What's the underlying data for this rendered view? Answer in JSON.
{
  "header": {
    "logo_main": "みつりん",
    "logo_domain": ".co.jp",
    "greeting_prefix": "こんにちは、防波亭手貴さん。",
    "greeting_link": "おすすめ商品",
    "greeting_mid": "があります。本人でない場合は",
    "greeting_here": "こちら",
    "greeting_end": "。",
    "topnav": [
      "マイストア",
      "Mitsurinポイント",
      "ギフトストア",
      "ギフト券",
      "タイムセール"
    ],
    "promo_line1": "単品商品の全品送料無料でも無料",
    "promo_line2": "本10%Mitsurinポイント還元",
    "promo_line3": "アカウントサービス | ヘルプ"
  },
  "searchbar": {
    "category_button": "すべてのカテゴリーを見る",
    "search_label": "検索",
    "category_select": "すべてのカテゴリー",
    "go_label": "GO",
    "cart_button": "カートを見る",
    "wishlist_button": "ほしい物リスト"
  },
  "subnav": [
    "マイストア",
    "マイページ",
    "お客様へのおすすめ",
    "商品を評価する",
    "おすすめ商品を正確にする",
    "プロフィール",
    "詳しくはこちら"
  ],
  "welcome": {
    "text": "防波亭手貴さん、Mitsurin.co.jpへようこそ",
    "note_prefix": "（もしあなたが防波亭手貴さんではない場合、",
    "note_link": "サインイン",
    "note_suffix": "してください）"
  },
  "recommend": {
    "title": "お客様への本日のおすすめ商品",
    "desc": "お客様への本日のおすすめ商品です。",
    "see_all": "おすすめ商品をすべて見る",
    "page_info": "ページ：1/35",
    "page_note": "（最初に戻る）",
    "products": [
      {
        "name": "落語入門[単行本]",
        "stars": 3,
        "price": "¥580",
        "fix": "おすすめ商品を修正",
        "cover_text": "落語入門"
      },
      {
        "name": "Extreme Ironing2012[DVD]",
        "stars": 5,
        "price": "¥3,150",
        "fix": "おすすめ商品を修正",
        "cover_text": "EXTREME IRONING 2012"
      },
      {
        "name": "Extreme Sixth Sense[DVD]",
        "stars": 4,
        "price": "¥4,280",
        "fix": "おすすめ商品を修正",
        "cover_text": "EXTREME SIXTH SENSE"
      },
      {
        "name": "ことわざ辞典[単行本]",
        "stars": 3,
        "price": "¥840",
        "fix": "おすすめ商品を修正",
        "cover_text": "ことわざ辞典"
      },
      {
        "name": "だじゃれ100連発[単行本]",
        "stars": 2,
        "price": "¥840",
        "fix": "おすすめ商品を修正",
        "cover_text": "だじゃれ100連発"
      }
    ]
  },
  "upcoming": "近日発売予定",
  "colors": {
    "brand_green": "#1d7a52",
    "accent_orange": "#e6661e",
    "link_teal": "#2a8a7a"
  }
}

Task details: Reproduce the material precisely, including every line.

Answer for the task:
What's the underlying data for this rendered view? Answer in JSON.
{
  "header": {
    "logo_main": "みつりん",
    "logo_domain": ".co.jp",
    "greeting_prefix": "こんにちは、防波亭手貴さん。",
    "greeting_link": "おすすめ商品",
    "greeting_mid": "があります。本人でない場合は",
    "greeting_here": "こちら",
    "greeting_end": "。",
    "topnav": [
      "マイストア",
      "Mitsurinポイント",
      "ギフトストア",
      "ギフト券",
      "タイムセール"
    ],
    "promo_line1": "単品商品の全品送料無料でも無料",
    "promo_line2": "本10%Mitsurinポイント還元",
    "promo_line3": "アカウントサービス | ヘルプ"
  },
  "searchbar": {
    "category_button": "すべてのカテゴリーを見る",
    "search_label": "検索",
    "category_select": "すべてのカテゴリー",
    "go_label": "GO",
    "cart_button": "カートを見る",
    "wishlist_button": "ほしい物リスト"
  },
  "subnav": [
    "マイストア",
    "マイページ",
    "お客様へのおすすめ",
    "商品を評価する",
    "おすすめ商品を正確にする",
    "プロフィール",
    "詳しくはこちら"
  ],
  "welcome": {
    "text": "防波亭手貴さん、Mitsurin.co.jpへようこそ",
    "note_prefix": "（もしあなたが防波亭手貴さんではない場合、",
    "note_link": "サインイン",
    "note_suffix": "してください）"
  },
  "recommend": {
    "title": "お客様への本日のおすすめ商品",
    "desc": "お客様への本日のおすすめ商品です。",
    "see_all": "おすすめ商品をすべて見る",
    "page_info": "ページ：1/35",
    "page_note": "（最初に戻る）",
    "products": [
      {
        "name": "落語入門[単行本]",
        "stars": 3,
        "price": "¥580",
        "fix": "おすすめ商品を修正",
        "cover_text": "落語入門"
      },
      {
        "name": "Extreme Ironing2012[DVD]",
        "stars": 5,
        "price": "¥3,150",
        "fix": "おすすめ商品を修正",
        "cover_text": "EXTREME IRONING 2012"
      },
      {
        "name": "Extreme Sixth Sense[DVD]",
        "stars": 4,
        "price": "¥4,280",
        "fix": "おすすめ商品を修正",
        "cover_text": "EXTREME SIXTH SENSE"
      },
      {
        "name": "ことわざ辞典[単行本]",
        "stars": 3,
        "price": "¥840",
        "fix": "おすすめ商品を修正",
        "cover_text": "ことわざ辞典"
      },
      {
        "name": "だじゃれ100連発[単行本]",
        "stars": 2,
        "price": "¥840",
        "fix": "おすすめ商品を修正",
        "cover_text": "だじゃれ100連発"
      }
    ]
  },
  "upcoming": "近日発売予定",
  "colors": {
    "brand_green": "#1d7a52",
    "accent_orange": "#e6661e",
    "link_teal": "#2a8a7a"
  }
}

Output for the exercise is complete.